■ Goal
Copy out every line of the data exactly.

■ Material for this task
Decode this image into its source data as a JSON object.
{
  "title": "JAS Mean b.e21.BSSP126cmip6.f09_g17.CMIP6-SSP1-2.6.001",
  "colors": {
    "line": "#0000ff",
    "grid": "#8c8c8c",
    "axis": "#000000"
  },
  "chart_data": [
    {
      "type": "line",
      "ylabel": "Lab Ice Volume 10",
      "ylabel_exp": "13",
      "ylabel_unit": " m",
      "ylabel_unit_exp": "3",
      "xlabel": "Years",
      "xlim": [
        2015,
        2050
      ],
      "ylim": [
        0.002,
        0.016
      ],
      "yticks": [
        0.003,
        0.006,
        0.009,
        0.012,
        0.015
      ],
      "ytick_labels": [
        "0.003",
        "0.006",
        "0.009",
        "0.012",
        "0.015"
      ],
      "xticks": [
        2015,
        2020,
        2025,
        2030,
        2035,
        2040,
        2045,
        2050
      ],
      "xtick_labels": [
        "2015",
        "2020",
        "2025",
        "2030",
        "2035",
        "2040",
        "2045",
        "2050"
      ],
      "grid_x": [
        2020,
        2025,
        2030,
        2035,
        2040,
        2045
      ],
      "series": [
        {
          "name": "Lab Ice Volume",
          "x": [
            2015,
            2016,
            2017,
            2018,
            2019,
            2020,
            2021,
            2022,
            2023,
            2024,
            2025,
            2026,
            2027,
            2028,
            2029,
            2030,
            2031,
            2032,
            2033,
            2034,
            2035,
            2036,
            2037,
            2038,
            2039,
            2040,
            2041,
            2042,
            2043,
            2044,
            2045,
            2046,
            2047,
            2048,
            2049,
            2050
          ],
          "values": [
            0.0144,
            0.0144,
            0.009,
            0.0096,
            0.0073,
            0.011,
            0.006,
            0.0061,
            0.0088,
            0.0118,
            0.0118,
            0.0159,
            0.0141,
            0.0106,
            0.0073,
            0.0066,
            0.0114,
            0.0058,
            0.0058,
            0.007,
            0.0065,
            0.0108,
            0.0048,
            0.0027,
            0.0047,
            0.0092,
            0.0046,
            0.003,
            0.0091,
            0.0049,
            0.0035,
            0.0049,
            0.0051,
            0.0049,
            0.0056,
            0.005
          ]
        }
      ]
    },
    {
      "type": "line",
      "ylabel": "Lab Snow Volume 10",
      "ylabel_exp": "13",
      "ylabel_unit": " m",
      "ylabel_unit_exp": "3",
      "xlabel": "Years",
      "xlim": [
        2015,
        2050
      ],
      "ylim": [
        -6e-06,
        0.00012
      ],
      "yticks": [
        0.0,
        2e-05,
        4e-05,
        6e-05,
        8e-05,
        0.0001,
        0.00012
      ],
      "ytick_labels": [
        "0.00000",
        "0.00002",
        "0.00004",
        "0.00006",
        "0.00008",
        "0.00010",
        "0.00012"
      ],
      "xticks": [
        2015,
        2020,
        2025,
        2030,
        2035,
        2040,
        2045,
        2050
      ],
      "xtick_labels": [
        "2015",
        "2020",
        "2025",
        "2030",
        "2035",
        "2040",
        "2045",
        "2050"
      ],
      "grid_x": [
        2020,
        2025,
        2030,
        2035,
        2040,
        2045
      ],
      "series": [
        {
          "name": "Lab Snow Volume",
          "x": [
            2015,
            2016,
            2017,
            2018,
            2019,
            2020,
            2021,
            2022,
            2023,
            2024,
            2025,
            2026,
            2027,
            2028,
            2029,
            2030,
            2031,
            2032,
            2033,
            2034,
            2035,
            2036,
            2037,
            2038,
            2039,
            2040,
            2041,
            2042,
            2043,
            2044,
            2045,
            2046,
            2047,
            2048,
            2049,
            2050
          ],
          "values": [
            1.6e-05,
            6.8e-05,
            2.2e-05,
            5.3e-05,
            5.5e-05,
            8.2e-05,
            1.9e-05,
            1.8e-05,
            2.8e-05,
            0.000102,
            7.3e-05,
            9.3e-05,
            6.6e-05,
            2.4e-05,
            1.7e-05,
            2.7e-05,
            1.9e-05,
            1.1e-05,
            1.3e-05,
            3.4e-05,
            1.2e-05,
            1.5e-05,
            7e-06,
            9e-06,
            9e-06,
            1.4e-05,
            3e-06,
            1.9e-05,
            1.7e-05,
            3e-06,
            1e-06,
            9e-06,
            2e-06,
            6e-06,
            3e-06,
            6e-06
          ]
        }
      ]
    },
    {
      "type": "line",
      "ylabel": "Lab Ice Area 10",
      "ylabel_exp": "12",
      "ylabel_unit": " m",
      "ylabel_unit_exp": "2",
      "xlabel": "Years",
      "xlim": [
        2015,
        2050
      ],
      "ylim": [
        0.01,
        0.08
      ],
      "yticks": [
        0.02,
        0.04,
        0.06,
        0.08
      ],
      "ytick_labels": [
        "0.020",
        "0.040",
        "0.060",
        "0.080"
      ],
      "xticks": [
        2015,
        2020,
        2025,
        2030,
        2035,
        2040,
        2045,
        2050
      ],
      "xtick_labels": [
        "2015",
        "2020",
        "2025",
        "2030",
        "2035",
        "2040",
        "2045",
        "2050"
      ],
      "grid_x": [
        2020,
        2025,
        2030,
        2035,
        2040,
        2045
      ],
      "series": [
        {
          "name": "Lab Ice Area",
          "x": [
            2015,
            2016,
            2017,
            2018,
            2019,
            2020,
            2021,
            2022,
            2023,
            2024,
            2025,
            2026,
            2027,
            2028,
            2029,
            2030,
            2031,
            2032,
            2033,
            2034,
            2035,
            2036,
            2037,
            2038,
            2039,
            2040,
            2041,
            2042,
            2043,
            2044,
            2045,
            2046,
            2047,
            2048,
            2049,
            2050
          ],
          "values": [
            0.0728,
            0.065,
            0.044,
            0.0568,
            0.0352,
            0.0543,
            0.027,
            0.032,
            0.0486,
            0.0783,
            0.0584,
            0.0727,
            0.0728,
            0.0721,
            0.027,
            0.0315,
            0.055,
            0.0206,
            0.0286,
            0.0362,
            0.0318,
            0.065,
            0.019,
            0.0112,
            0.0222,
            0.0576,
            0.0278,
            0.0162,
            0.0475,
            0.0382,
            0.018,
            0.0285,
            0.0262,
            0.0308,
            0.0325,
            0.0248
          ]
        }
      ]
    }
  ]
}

■ Reply
Decode this image into its source data as a JSON object.
{
  "title": "JAS Mean b.e21.BSSP126cmip6.f09_g17.CMIP6-SSP1-2.6.001",
  "colors": {
    "line": "#0000ff",
    "grid": "#8c8c8c",
    "axis": "#000000"
  },
  "chart_data": [
    {
      "type": "line",
      "ylabel": "Lab Ice Volume 10",
      "ylabel_exp": "13",
      "ylabel_unit": " m",
      "ylabel_unit_exp": "3",
      "xlabel": "Years",
      "xlim": [
        2015,
        2050
      ],
      "ylim": [
        0.002,
        0.016
      ],
      "yticks": [
        0.003,
        0.006,
        0.009,
        0.012,
        0.015
      ],
      "ytick_labels": [
        "0.003",
        "0.006",
        "0.009",
        "0.012",
        "0.015"
      ],
      "xticks": [
        2015,
        2020,
        2025,
        2030,
        2035,
        2040,
        2045,
        2050
      ],
      "xtick_labels": [
        "2015",
        "2020",
        "2025",
        "2030",
        "2035",
        "2040",
        "2045",
        "2050"
      ],
      "grid_x": [
        2020,
        2025,
        2030,
        2035,
        2040,
        2045
      ],
      "series": [
        {
          "name": "Lab Ice Volume",
          "x": [
            2015,
            2016,
            2017,
            2018,
            2019,
            2020,
            2021,
            2022,
            2023,
            2024,
            2025,
            2026,
            2027,
            2028,
            2029,
            2030,
            2031,
            2032,
            2033,
            2034,
            2035,
            2036,
            2037,
            2038,
            2039,
            2040,
            2041,
            2042,
            2043,
            2044,
            2045,
            2046,
            2047,
            2048,
            2049,
            2050
          ],
          "values": [
            0.0144,
            0.0144,
            0.009,
            0.0096,
            0.0073,
            0.011,
            0.006,
            0.0061,
            0.0088,
            0.0118,
            0.0118,
            0.0159,
            0.0141,
            0.0106,
            0.0073,
            0.0066,
            0.0114,
            0.0058,
            0.0058,
            0.007,
            0.0065,
            0.0108,
            0.0048,
            0.0027,
            0.0047,
            0.0092,
            0.0046,
            0.003,
            0.0091,
            0.0049,
            0.0035,
            0.0049,
            0.0051,
            0.0049,
            0.0056,
            0.005
          ]
        }
      ]
    },
    {
      "type": "line",
      "ylabel": "Lab Snow Volume 10",
      "ylabel_exp": "13",
      "ylabel_unit": " m",
      "ylabel_unit_exp": "3",
      "xlabel": "Years",
      "xlim": [
        2015,
        2050
      ],
      "ylim": [
        -6e-06,
        0.00012
      ],
      "yticks": [
        0.0,
        2e-05,
        4e-05,
        6e-05,
        8e-05,
        0.0001,
        0.00012
      ],
      "ytick_labels": [
        "0.00000",
        "0.00002",
        "0.00004",
        "0.00006",
        "0.00008",
        "0.00010",
        "0.00012"
      ],
      "xticks": [
        2015,
        2020,
        2025,
        2030,
        2035,
        2040,
        2045,
        2050
      ],
      "xtick_labels": [
        "2015",
        "2020",
        "2025",
        "2030",
        "2035",
        "2040",
        "2045",
        "2050"
      ],
      "grid_x": [
        2020,
        2025,
        2030,
        2035,
        2040,
        2045
      ],
      "series": [
        {
          "name": "Lab Snow Volume",
          "x": [
            2015,
            2016,
            2017,
            2018,
            2019,
            2020,
            2021,
            2022,
            2023,
            2024,
            2025,
            2026,
            2027,
            2028,
            2029,
            2030,
            2031,
            2032,
            2033,
            2034,
            2035,
            2036,
            2037,
            2038,
            2039,
            2040,
            2041,
            2042,
            2043,
            2044,
            2045,
            2046,
            2047,
            2048,
            2049,
            2050
          ],
          "values": [
            1.6e-05,
            6.8e-05,
            2.2e-05,
            5.3e-05,
            5.5e-05,
            8.2e-05,
            1.9e-05,
            1.8e-05,
            2.8e-05,
            0.000102,
            7.3e-05,
            9.3e-05,
            6.6e-05,
            2.4e-05,
            1.7e-05,
            2.7e-05,
            1.9e-05,
            1.1e-05,
            1.3e-05,
            3.4e-05,
            1.2e-05,
            1.5e-05,
            7e-06,
            9e-06,
            9e-06,
            1.4e-05,
            3e-06,
            1.9e-05,
            1.7e-05,
            3e-06,
            1e-06,
            9e-06,
            2e-06,
            6e-06,
            3e-06,
            6e-06
          ]
        }
      ]
    },
    {
      "type": "line",
      "ylabel": "Lab Ice Area 10",
      "ylabel_exp": "12",
      "ylabel_unit": " m",
      "ylabel_unit_exp": "2",
      "xlabel": "Years",
      "xlim": [
        2015,
        2050
      ],
      "ylim": [
        0.01,
        0.08
      ],
      "yticks": [
        0.02,
        0.04,
        0.06,
        0.08
      ],
      "ytick_labels": [
        "0.020",
        "0.040",
        "0.060",
        "0.080"
      ],
      "xticks": [
        2015,
        2020,
        2025,
        2030,
        2035,
        2040,
        2045,
        2050
      ],
      "xtick_labels": [
        "2015",
        "2020",
        "2025",
        "2030",
        "2035",
        "2040",
        "2045",
        "2050"
      ],
      "grid_x": [
        2020,
        2025,
        2030,
        2035,
        2040,
        2045
      ],
      "series": [
        {
          "name": "Lab Ice Area",
          "x": [
            2015,
            2016,
            2017,
            2018,
            2019,
            2020,
            2021,
            2022,
            2023,
            2024,
            2025,
            2026,
            2027,
            2028,
            2029,
            2030,
            2031,
            2032,
            2033,
            2034,
            2035,
            2036,
            2037,
            2038,
            2039,
            2040,
            2041,
            2042,
            2043,
            2044,
            2045,
            2046,
            2047,
            2048,
            2049,
            2050
          ],
          "values": [
            0.0728,
            0.065,
            0.044,
            0.0568,
            0.0352,
            0.0543,
            0.027,
            0.032,
            0.0486,
            0.0783,
            0.0584,
            0.0727,
            0.0728,
            0.0721,
            0.027,
            0.0315,
            0.055,
            0.0206,
            0.0286,
            0.0362,
            0.0318,
            0.065,
            0.019,
            0.0112,
            0.0222,
            0.0576,
            0.0278,
            0.0162,
            0.0475,
            0.0382,
            0.018,
            0.0285,
            0.0262,
            0.0308,
            0.0325,
            0.0248
          ]
        }
      ]
    }
  ]
}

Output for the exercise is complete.